Problem to solve: Transcribe exactly the stretch of lines beginning at the one containing "Read all visible content and emit it as JSON." and closing with the last line of the entries below. Omit images.

Excerpted data:
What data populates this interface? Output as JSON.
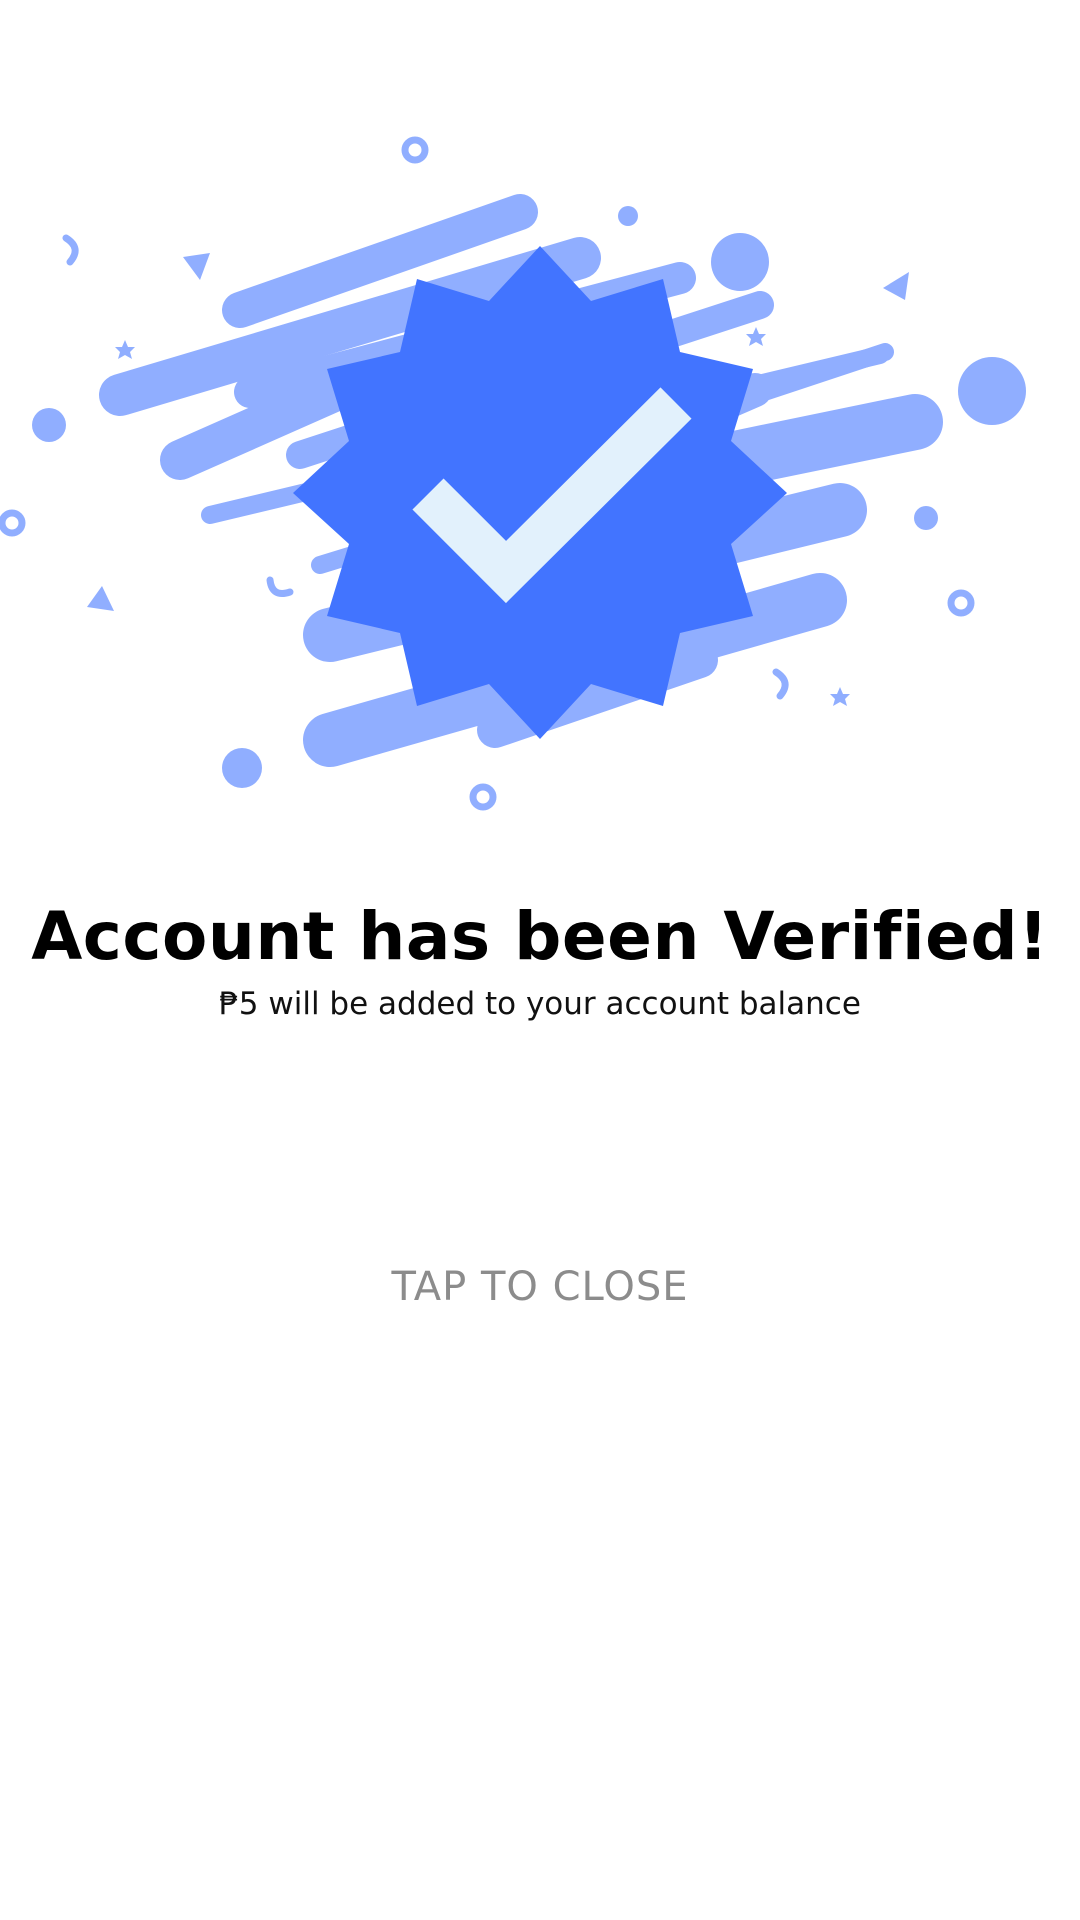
{
  "title": "Account has been Verified!",
  "subtitle": "₱5 will be added to your account balance",
  "close_label": "TAP TO CLOSE",
  "colors": {
    "badge": "#4274FF",
    "streak": "#90AEFF",
    "checkmark": "#E2F1FC",
    "title": "#000000",
    "close": "#8C8C8C"
  },
  "icons": {
    "badge": "verified-badge-icon",
    "check": "checkmark-icon"
  }
}
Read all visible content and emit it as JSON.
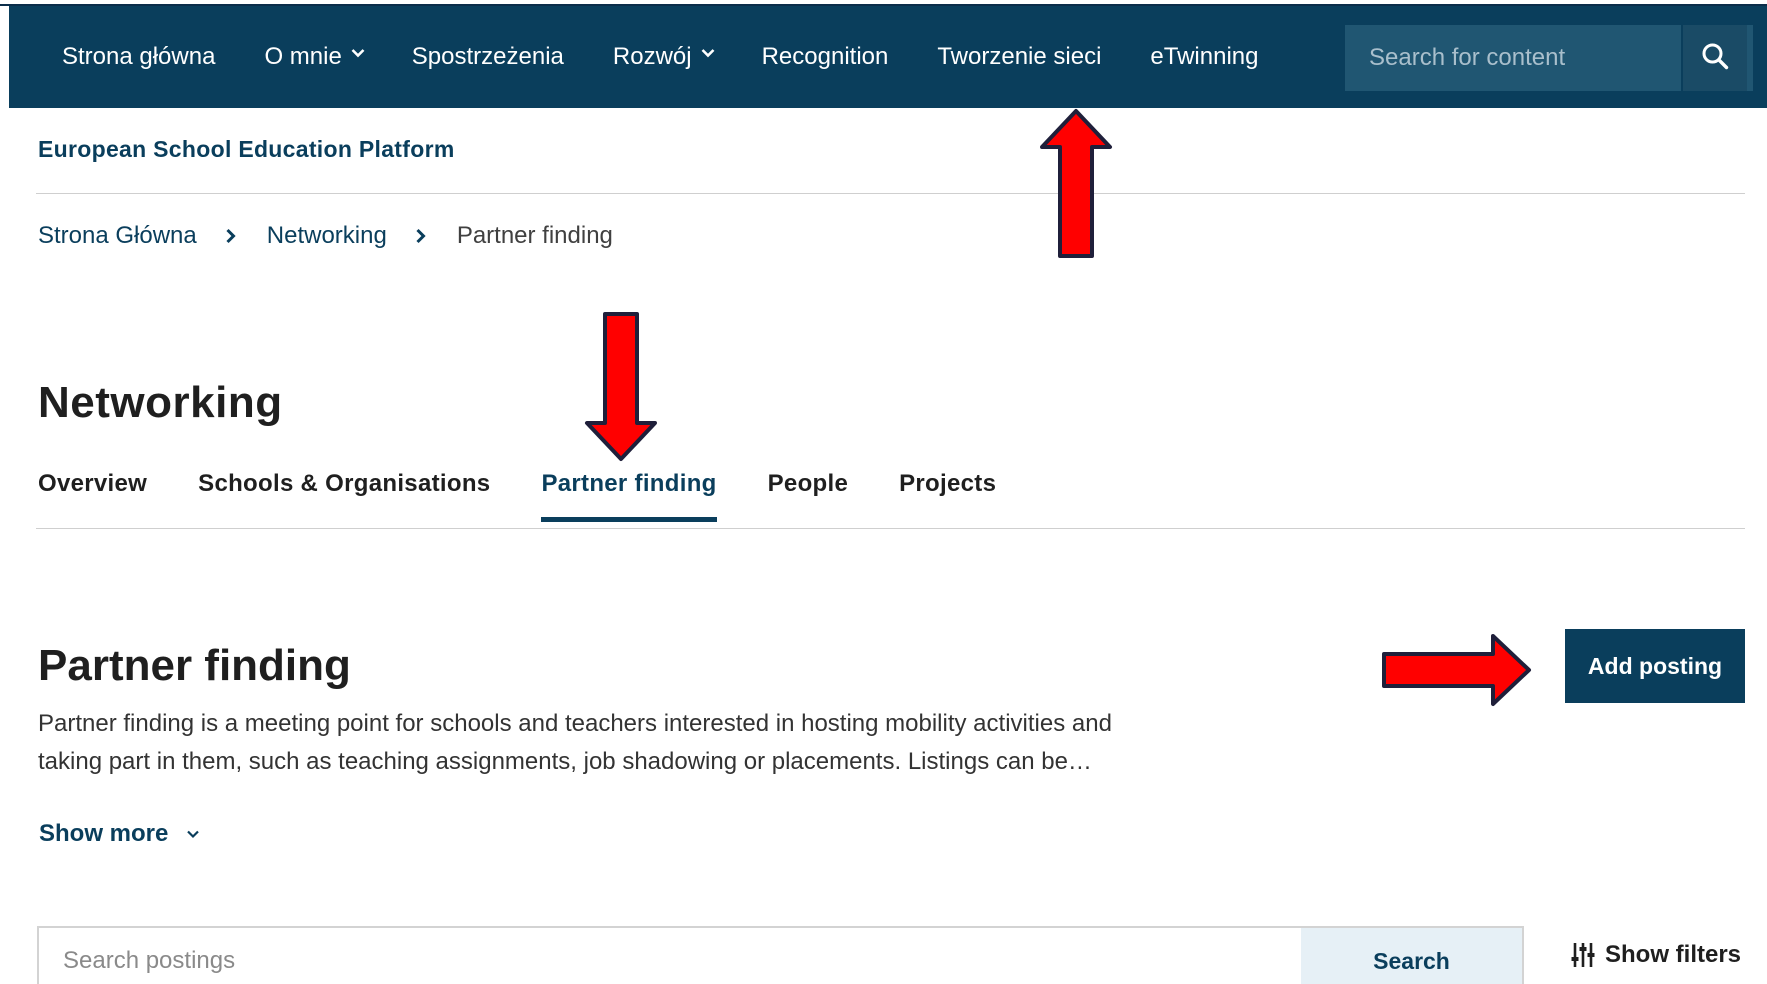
{
  "nav": {
    "items": [
      {
        "label": "Strona główna",
        "has_dropdown": false
      },
      {
        "label": "O mnie",
        "has_dropdown": true
      },
      {
        "label": "Spostrzeżenia",
        "has_dropdown": false
      },
      {
        "label": "Rozwój",
        "has_dropdown": true
      },
      {
        "label": "Recognition",
        "has_dropdown": false
      },
      {
        "label": "Tworzenie sieci",
        "has_dropdown": false
      },
      {
        "label": "eTwinning",
        "has_dropdown": false
      }
    ],
    "search_placeholder": "Search for content",
    "search_icon": "search-icon"
  },
  "site_title": "European School Education Platform",
  "breadcrumb": {
    "items": [
      "Strona Główna",
      "Networking"
    ],
    "current": "Partner finding"
  },
  "page_title": "Networking",
  "tabs": [
    {
      "label": "Overview",
      "active": false
    },
    {
      "label": "Schools & Organisations",
      "active": false
    },
    {
      "label": "Partner finding",
      "active": true
    },
    {
      "label": "People",
      "active": false
    },
    {
      "label": "Projects",
      "active": false
    }
  ],
  "section": {
    "title": "Partner finding",
    "description": "Partner finding is a meeting point for schools and teachers interested in hosting mobility activities and taking part in them, such as teaching assignments, job shadowing or placements. Listings can be…",
    "add_button": "Add posting",
    "show_more": "Show more"
  },
  "postings_search": {
    "placeholder": "Search postings",
    "button": "Search"
  },
  "show_filters": "Show filters",
  "colors": {
    "brand": "#0a3e5c",
    "annotation_arrow": "#ff0000"
  }
}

Response to this exercise:
Read all visible content and emit it as JSON.
{
  "nav": {
    "items": [
      {
        "label": "Strona główna",
        "has_dropdown": false
      },
      {
        "label": "O mnie",
        "has_dropdown": true
      },
      {
        "label": "Spostrzeżenia",
        "has_dropdown": false
      },
      {
        "label": "Rozwój",
        "has_dropdown": true
      },
      {
        "label": "Recognition",
        "has_dropdown": false
      },
      {
        "label": "Tworzenie sieci",
        "has_dropdown": false
      },
      {
        "label": "eTwinning",
        "has_dropdown": false
      }
    ],
    "search_placeholder": "Search for content",
    "search_icon": "search-icon"
  },
  "site_title": "European School Education Platform",
  "breadcrumb": {
    "items": [
      "Strona Główna",
      "Networking"
    ],
    "current": "Partner finding"
  },
  "page_title": "Networking",
  "tabs": [
    {
      "label": "Overview",
      "active": false
    },
    {
      "label": "Schools & Organisations",
      "active": false
    },
    {
      "label": "Partner finding",
      "active": true
    },
    {
      "label": "People",
      "active": false
    },
    {
      "label": "Projects",
      "active": false
    }
  ],
  "section": {
    "title": "Partner finding",
    "description": "Partner finding is a meeting point for schools and teachers interested in hosting mobility activities and taking part in them, such as teaching assignments, job shadowing or placements. Listings can be…",
    "add_button": "Add posting",
    "show_more": "Show more"
  },
  "postings_search": {
    "placeholder": "Search postings",
    "button": "Search"
  },
  "show_filters": "Show filters",
  "colors": {
    "brand": "#0a3e5c",
    "annotation_arrow": "#ff0000"
  }
}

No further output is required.